DATA IN THIS EXERCISE:
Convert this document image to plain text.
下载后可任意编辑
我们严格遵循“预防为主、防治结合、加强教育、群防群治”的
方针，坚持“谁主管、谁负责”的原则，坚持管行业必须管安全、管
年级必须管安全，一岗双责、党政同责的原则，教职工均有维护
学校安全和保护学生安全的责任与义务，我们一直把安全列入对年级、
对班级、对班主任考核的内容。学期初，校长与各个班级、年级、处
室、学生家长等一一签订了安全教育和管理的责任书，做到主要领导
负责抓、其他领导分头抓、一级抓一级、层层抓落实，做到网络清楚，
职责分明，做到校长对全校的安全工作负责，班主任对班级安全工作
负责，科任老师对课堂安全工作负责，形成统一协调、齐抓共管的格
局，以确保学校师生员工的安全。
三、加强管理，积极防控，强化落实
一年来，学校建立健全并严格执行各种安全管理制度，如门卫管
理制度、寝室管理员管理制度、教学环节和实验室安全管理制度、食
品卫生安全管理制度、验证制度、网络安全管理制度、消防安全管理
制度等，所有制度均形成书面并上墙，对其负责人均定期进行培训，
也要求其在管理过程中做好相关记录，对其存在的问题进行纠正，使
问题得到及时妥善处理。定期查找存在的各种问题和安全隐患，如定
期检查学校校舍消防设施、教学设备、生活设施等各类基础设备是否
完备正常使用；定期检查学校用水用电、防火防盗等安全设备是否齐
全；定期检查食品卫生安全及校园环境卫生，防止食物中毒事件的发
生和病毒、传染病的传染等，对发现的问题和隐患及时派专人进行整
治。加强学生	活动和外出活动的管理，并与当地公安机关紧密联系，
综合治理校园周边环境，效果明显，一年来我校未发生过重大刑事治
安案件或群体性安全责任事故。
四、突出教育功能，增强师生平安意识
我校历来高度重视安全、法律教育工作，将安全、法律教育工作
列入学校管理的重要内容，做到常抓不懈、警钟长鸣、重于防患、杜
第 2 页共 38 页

WHAT IS NEEDED:
Take the listing above and set it down exactly.

EXERCISE RESULT:
Convert this document image to plain text.
下载后可任意编辑
我们严格遵循“预防为主、防治结合、加强教育、群防群治”的
方针，坚持“谁主管、谁负责”的原则，坚持管行业必须管安全、管
年级必须管安全，一岗双责、党政同责的原则，教职工均有维护
学校安全和保护学生安全的责任与义务，我们一直把安全列入对年级、
对班级、对班主任考核的内容。学期初，校长与各个班级、年级、处
室、学生家长等一一签订了安全教育和管理的责任书，做到主要领导
负责抓、其他领导分头抓、一级抓一级、层层抓落实，做到网络清楚，
职责分明，做到校长对全校的安全工作负责，班主任对班级安全工作
负责，科任老师对课堂安全工作负责，形成统一协调、齐抓共管的格
局，以确保学校师生员工的安全。
三、加强管理，积极防控，强化落实
一年来，学校建立健全并严格执行各种安全管理制度，如门卫管
理制度、寝室管理员管理制度、教学环节和实验室安全管理制度、食
品卫生安全管理制度、验证制度、网络安全管理制度、消防安全管理
制度等，所有制度均形成书面并上墙，对其负责人均定期进行培训，
也要求其在管理过程中做好相关记录，对其存在的问题进行纠正，使
问题得到及时妥善处理。定期查找存在的各种问题和安全隐患，如定
期检查学校校舍消防设施、教学设备、生活设施等各类基础设备是否
完备正常使用；定期检查学校用水用电、防火防盗等安全设备是否齐
全；定期检查食品卫生安全及校园环境卫生，防止食物中毒事件的发
生和病毒、传染病的传染等，对发现的问题和隐患及时派专人进行整
治。加强学生	活动和外出活动的管理，并与当地公安机关紧密联系，
综合治理校园周边环境，效果明显，一年来我校未发生过重大刑事治
安案件或群体性安全责任事故。
四、突出教育功能，增强师生平安意识
我校历来高度重视安全、法律教育工作，将安全、法律教育工作
列入学校管理的重要内容，做到常抓不懈、警钟长鸣、重于防患、杜
第 2 页共 38 页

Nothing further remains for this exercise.